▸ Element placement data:
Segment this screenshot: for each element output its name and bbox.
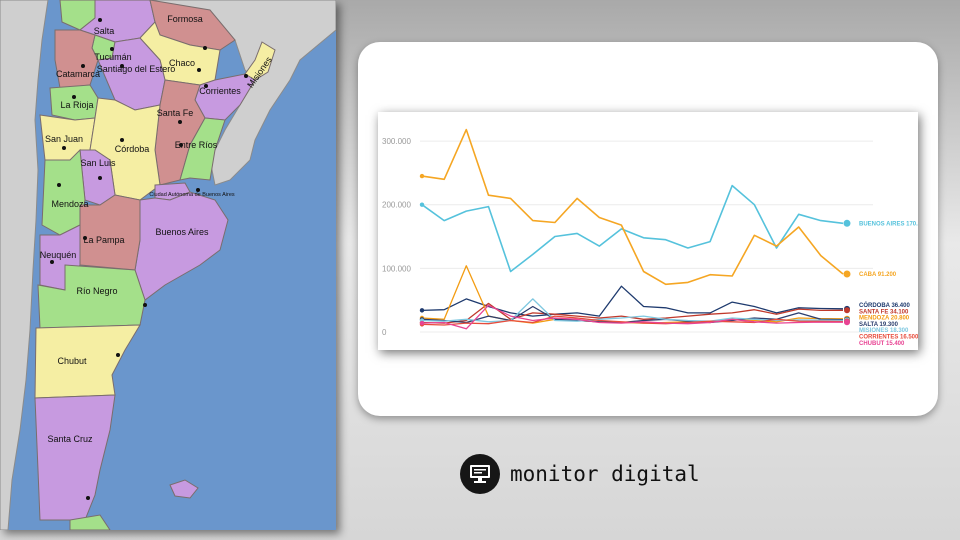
map-label-mendoza: Mendoza (51, 199, 88, 209)
argentina-map: Salta Formosa Tucumán Chaco Misiones Cat… (0, 0, 336, 530)
map-label-santiago: Santiago del Estero (97, 64, 176, 74)
capital-dots (50, 18, 248, 500)
brand: monitor digital (460, 454, 700, 494)
map-label-corrientes: Corrientes (199, 86, 241, 96)
y-axis-ticks: 0 100.000 200.000 300.000 (382, 137, 411, 337)
series-line (421, 128, 844, 286)
map-label-sanjuan: San Juan (45, 134, 83, 144)
series-start-point (419, 173, 425, 179)
series-end-point (844, 307, 850, 314)
chart-end-labels: BUENOS AIRES 170.800 CABA 91.200 CÓRDOBA 3… (859, 221, 918, 346)
map-label-catamarca: Catamarca (56, 69, 100, 79)
brand-name: monitor digital (510, 462, 700, 486)
map-label-chaco: Chaco (169, 58, 195, 68)
y-tick-label: 100.000 (382, 264, 411, 273)
chart-series-lines (419, 128, 851, 330)
series-line (421, 304, 844, 330)
line-chart-svg: 0 100.000 200.000 300.000 BUENOS AIRES 170.… (382, 128, 918, 347)
series-end-point (843, 219, 851, 227)
series-end-label: MISIONES 18.300 (859, 328, 909, 334)
province-santacruz (34, 394, 116, 521)
series-end-label: CABA 91.200 (859, 272, 897, 278)
map-label-formosa: Formosa (167, 14, 203, 24)
map-label-entrerios: Entre Ríos (175, 140, 218, 150)
neighbor-land (149, 0, 336, 186)
line-chart: 0 100.000 200.000 300.000 BUENOS AIRES 170.… (378, 112, 918, 350)
series-line (421, 265, 844, 324)
map-label-cordoba: Córdoba (115, 144, 150, 154)
series-end-point (844, 319, 850, 326)
chart-grid (420, 140, 873, 333)
series-start-point (419, 308, 425, 313)
province-tierradelfuego (69, 514, 111, 530)
series-end-label: BUENOS AIRES 170.800 (859, 221, 918, 227)
series-start-point (419, 320, 425, 326)
series-end-label: CÓRDOBA 36.400 (859, 301, 910, 309)
province-mendoza (41, 148, 86, 236)
province-catamarca (54, 29, 99, 89)
series-line (421, 184, 844, 273)
y-tick-label: 200.000 (382, 201, 411, 210)
map-label-sanluis: San Luis (80, 158, 116, 168)
map-label-chubut: Chubut (57, 356, 87, 366)
map-label-larioja: La Rioja (60, 100, 93, 110)
map-label-salta: Salta (94, 26, 115, 36)
map-label-buenosaires: Buenos Aires (155, 227, 209, 237)
province-lapampa (79, 194, 141, 271)
map-label-tucuman: Tucumán (94, 52, 131, 62)
monitor-icon (460, 454, 500, 494)
map-label-rionegro: Río Negro (76, 286, 117, 296)
province-entrerios (179, 117, 226, 181)
map-drawing: Salta Formosa Tucumán Chaco Misiones Cat… (0, 0, 336, 530)
map-label-caba: Ciudad Autónoma de Buenos Aires (149, 192, 235, 198)
series-end-label: SALTA 19.300 (859, 322, 899, 328)
series-start-point (419, 202, 425, 207)
series-end-label: SANTA FE 34.100 (859, 309, 909, 315)
y-tick-label: 0 (382, 328, 387, 337)
y-tick-label: 300.000 (382, 137, 411, 146)
series-line (421, 285, 844, 317)
series-end-label: MENDOZA 20.800 (859, 316, 910, 322)
map-label-santacruz: Santa Cruz (47, 434, 93, 444)
series-end-point (843, 270, 851, 278)
series-end-label: CORRIENTES 16.500 (859, 335, 918, 341)
province-buenosaires (134, 191, 229, 301)
series-end-label: CHUBUT 15.400 (859, 341, 905, 347)
map-label-lapampa: La Pampa (83, 235, 124, 245)
map-label-neuquen: Neuquén (40, 250, 77, 260)
neighbor-land-west (0, 0, 49, 530)
series-line (421, 305, 844, 324)
malvinas-islands (169, 479, 199, 499)
map-label-santafe: Santa Fe (157, 108, 194, 118)
province-chubut (34, 324, 141, 399)
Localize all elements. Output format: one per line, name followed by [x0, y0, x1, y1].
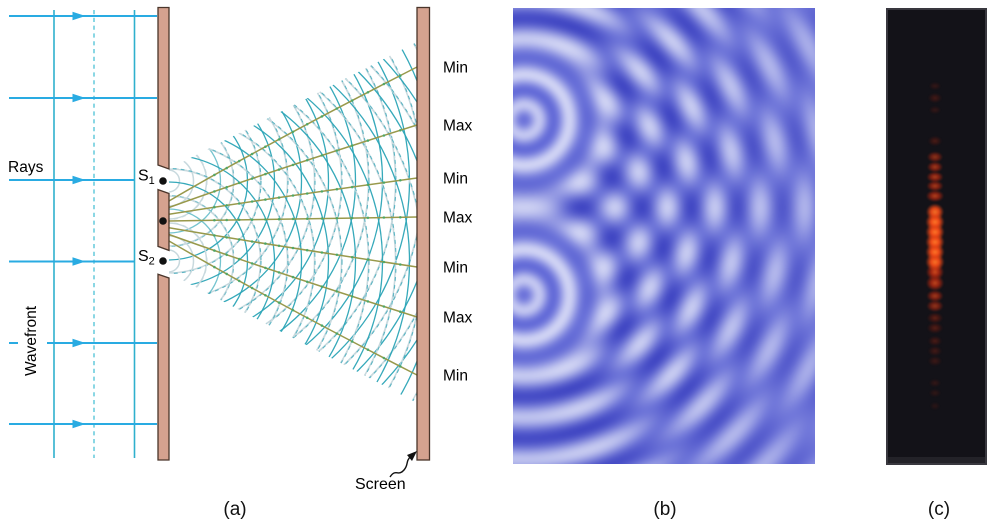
- svg-text:Max: Max: [443, 118, 473, 135]
- svg-text:Min: Min: [443, 368, 468, 385]
- svg-text:Max: Max: [443, 210, 473, 227]
- svg-text:Min: Min: [443, 60, 468, 77]
- svg-text:Min: Min: [443, 171, 468, 188]
- svg-text:S2: S2: [138, 248, 155, 268]
- svg-text:Max: Max: [443, 310, 473, 327]
- svg-text:Screen: Screen: [355, 476, 406, 493]
- svg-text:Rays: Rays: [8, 159, 44, 176]
- svg-text:Min: Min: [443, 260, 468, 277]
- svg-text:S1: S1: [138, 168, 155, 188]
- svg-text:Wavefront: Wavefront: [23, 305, 40, 376]
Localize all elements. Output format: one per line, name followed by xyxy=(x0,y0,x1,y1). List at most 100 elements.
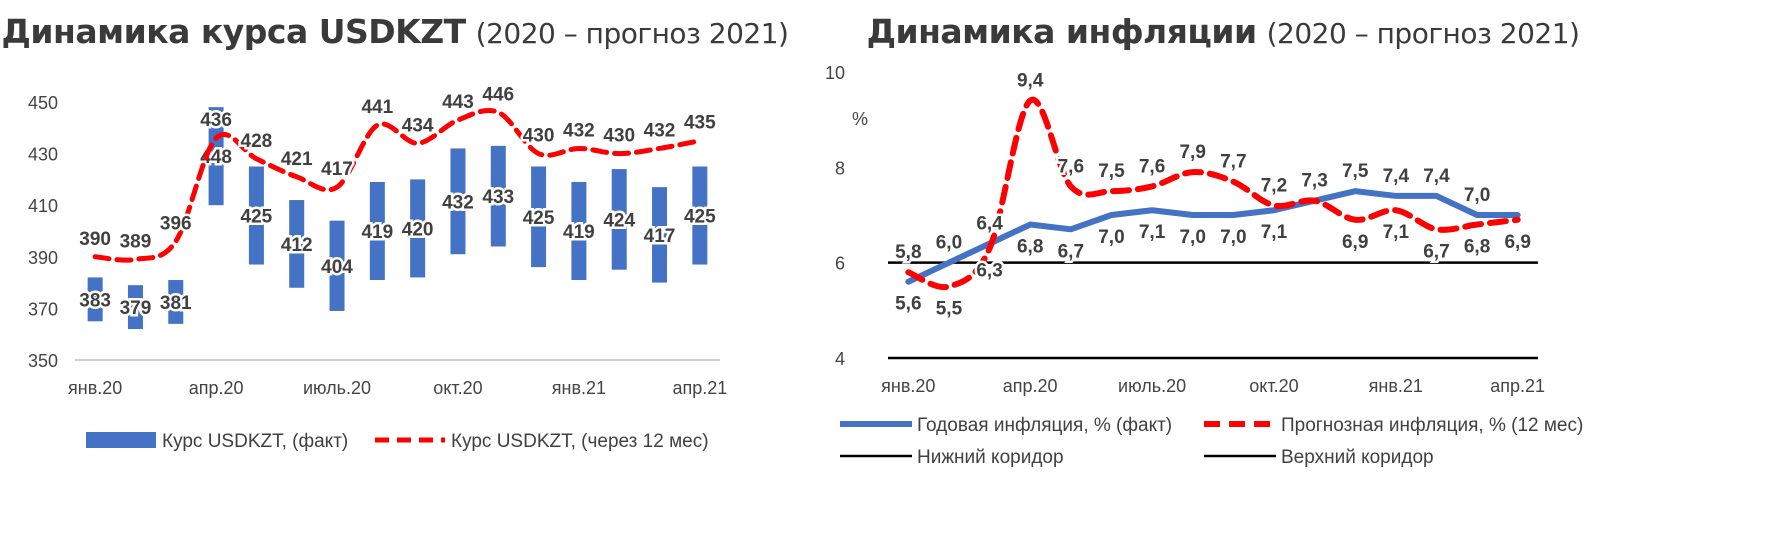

▸ Goal: Rewrite the records, changing "Localize" to "Locate" wherever it occurs and keeping everything else the same. Leave the pictures out.

▸ Response to the exercise:
Segment this screenshot: for each element output its name and bbox.
map-label-mendoza: Mendoza (51, 199, 88, 209)
argentina-map: Salta Formosa Tucumán Chaco Misiones Cat… (0, 0, 336, 530)
map-label-santiago: Santiago del Estero (97, 64, 176, 74)
capital-dots (50, 18, 248, 500)
brand: monitor digital (460, 454, 700, 494)
map-label-corrientes: Corrientes (199, 86, 241, 96)
y-axis-ticks: 0 100.000 200.000 300.000 (382, 137, 411, 337)
series-line (421, 128, 844, 286)
map-label-sanjuan: San Juan (45, 134, 83, 144)
series-start-point (419, 173, 425, 179)
series-end-point (844, 307, 850, 314)
chart-end-labels: BUENOS AIRES 170.800 CABA 91.200 CÓRDOBA 3… (859, 221, 918, 346)
map-label-catamarca: Catamarca (56, 69, 100, 79)
brand-name: monitor digital (510, 462, 700, 486)
map-label-chaco: Chaco (169, 58, 195, 68)
y-tick-label: 100.000 (382, 264, 411, 273)
chart-series-lines (419, 128, 851, 330)
series-line (421, 304, 844, 330)
line-chart-svg: 0 100.000 200.000 300.000 BUENOS AIRES 170.… (382, 128, 918, 347)
series-end-point (843, 219, 851, 227)
series-end-label: MISIONES 18.300 (859, 328, 909, 334)
province-santacruz (34, 394, 116, 521)
series-end-label: CABA 91.200 (859, 272, 897, 278)
map-label-formosa: Formosa (167, 14, 203, 24)
map-label-entrerios: Entre Ríos (175, 140, 218, 150)
neighbor-land (149, 0, 336, 186)
line-chart: 0 100.000 200.000 300.000 BUENOS AIRES 170.… (378, 112, 918, 350)
series-line (421, 265, 844, 324)
map-label-cordoba: Córdoba (115, 144, 150, 154)
series-end-point (844, 319, 850, 326)
chart-grid (420, 140, 873, 333)
series-start-point (419, 308, 425, 313)
province-tierradelfuego (69, 514, 111, 530)
series-end-label: BUENOS AIRES 170.800 (859, 221, 918, 227)
series-start-point (419, 320, 425, 326)
series-end-label: CÓRDOBA 36.400 (859, 301, 910, 309)
province-mendoza (41, 148, 86, 236)
province-catamarca (54, 29, 99, 89)
series-line (421, 184, 844, 273)
y-tick-label: 200.000 (382, 201, 411, 210)
map-label-sanluis: San Luis (80, 158, 116, 168)
map-label-chubut: Chubut (57, 356, 87, 366)
map-label-larioja: La Rioja (60, 100, 93, 110)
map-label-salta: Salta (94, 26, 115, 36)
map-label-buenosaires: Buenos Aires (155, 227, 209, 237)
province-lapampa (79, 194, 141, 271)
map-label-tucuman: Tucumán (94, 52, 131, 62)
monitor-icon (460, 454, 500, 494)
map-label-rionegro: Río Negro (76, 286, 117, 296)
province-entrerios (179, 117, 226, 181)
map-drawing: Salta Formosa Tucumán Chaco Misiones Cat… (0, 0, 336, 530)
map-label-caba: Ciudad Autónoma de Buenos Aires (149, 192, 235, 198)
series-end-label: SALTA 19.300 (859, 322, 899, 328)
series-start-point (419, 202, 425, 207)
series-end-label: SANTA FE 34.100 (859, 309, 909, 315)
y-tick-label: 0 (382, 328, 387, 337)
y-tick-label: 300.000 (382, 137, 411, 146)
series-line (421, 285, 844, 317)
series-end-label: MENDOZA 20.800 (859, 316, 910, 322)
map-label-santacruz: Santa Cruz (47, 434, 93, 444)
series-end-point (843, 270, 851, 278)
series-end-label: CORRIENTES 16.500 (859, 335, 918, 341)
province-buenosaires (134, 191, 229, 301)
series-end-label: CHUBUT 15.400 (859, 341, 905, 347)
map-label-lapampa: La Pampa (83, 235, 124, 245)
map-label-neuquen: Neuquén (40, 250, 77, 260)
neighbor-land-west (0, 0, 49, 530)
series-line (421, 305, 844, 324)
malvinas-islands (169, 479, 199, 499)
map-label-santafe: Santa Fe (157, 108, 194, 118)
province-chubut (34, 324, 141, 399)
Locate all elements. Output format: one per line, name followed by [x0, y0, x1, y1].
- svg-text:Max: Max: [443, 118, 473, 135]
- svg-text:Min: Min: [443, 368, 468, 385]
- svg-text:Max: Max: [443, 210, 473, 227]
- svg-text:Min: Min: [443, 60, 468, 77]
- svg-text:Min: Min: [443, 171, 468, 188]
- svg-text:S2: S2: [138, 248, 155, 268]
- svg-text:Max: Max: [443, 310, 473, 327]
- svg-text:Screen: Screen: [355, 476, 406, 493]
- svg-text:Rays: Rays: [8, 159, 44, 176]
- svg-text:Min: Min: [443, 260, 468, 277]
- svg-text:S1: S1: [138, 168, 155, 188]
- svg-text:Wavefront: Wavefront: [23, 305, 40, 376]
Locate all elements. Output format: one per line, name followed by xyxy=(x0,y0,x1,y1). List at most 100 elements.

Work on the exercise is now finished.